Requirements —
Please pull out every line that includes the string "this".

Stored data —
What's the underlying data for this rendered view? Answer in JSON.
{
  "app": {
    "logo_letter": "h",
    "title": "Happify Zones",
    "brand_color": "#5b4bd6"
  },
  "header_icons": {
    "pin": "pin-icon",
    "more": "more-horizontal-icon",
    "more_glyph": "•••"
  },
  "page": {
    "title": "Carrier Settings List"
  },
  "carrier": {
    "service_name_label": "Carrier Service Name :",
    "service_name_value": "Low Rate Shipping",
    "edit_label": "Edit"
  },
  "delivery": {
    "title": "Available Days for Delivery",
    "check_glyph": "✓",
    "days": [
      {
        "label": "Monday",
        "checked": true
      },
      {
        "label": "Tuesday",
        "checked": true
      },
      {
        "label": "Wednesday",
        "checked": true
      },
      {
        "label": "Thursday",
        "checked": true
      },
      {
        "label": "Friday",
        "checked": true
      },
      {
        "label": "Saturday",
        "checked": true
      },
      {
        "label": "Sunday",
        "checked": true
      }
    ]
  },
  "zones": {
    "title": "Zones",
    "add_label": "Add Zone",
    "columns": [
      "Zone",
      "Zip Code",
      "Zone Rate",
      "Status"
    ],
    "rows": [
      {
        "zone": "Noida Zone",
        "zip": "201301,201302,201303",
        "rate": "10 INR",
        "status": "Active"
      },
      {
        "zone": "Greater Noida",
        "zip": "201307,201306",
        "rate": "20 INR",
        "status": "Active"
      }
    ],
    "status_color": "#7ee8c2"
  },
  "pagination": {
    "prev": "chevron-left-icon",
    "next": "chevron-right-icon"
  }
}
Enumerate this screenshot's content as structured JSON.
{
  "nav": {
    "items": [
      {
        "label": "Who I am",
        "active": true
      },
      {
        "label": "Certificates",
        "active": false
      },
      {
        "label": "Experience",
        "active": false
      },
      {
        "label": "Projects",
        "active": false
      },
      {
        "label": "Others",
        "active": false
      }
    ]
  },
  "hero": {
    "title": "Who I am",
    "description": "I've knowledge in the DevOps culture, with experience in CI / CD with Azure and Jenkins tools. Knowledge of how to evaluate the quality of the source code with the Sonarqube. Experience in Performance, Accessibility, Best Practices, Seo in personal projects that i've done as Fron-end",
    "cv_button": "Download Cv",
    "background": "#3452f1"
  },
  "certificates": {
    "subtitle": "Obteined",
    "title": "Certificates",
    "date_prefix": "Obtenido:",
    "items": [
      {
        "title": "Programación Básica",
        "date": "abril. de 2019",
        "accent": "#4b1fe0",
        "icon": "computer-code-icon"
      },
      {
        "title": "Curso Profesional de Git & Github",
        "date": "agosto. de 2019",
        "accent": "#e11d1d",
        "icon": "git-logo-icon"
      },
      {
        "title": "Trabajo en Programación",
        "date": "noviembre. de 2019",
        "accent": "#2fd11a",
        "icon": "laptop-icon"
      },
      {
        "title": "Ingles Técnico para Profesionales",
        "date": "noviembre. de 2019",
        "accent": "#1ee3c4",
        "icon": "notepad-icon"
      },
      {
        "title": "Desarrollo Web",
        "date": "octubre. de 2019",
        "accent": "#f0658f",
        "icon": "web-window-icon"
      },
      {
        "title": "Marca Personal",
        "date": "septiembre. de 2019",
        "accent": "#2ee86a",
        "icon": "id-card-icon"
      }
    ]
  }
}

The completed task —
What's the underlying data for this rendered view? Answer in JSON.
Enumerate this screenshot's content as structured JSON.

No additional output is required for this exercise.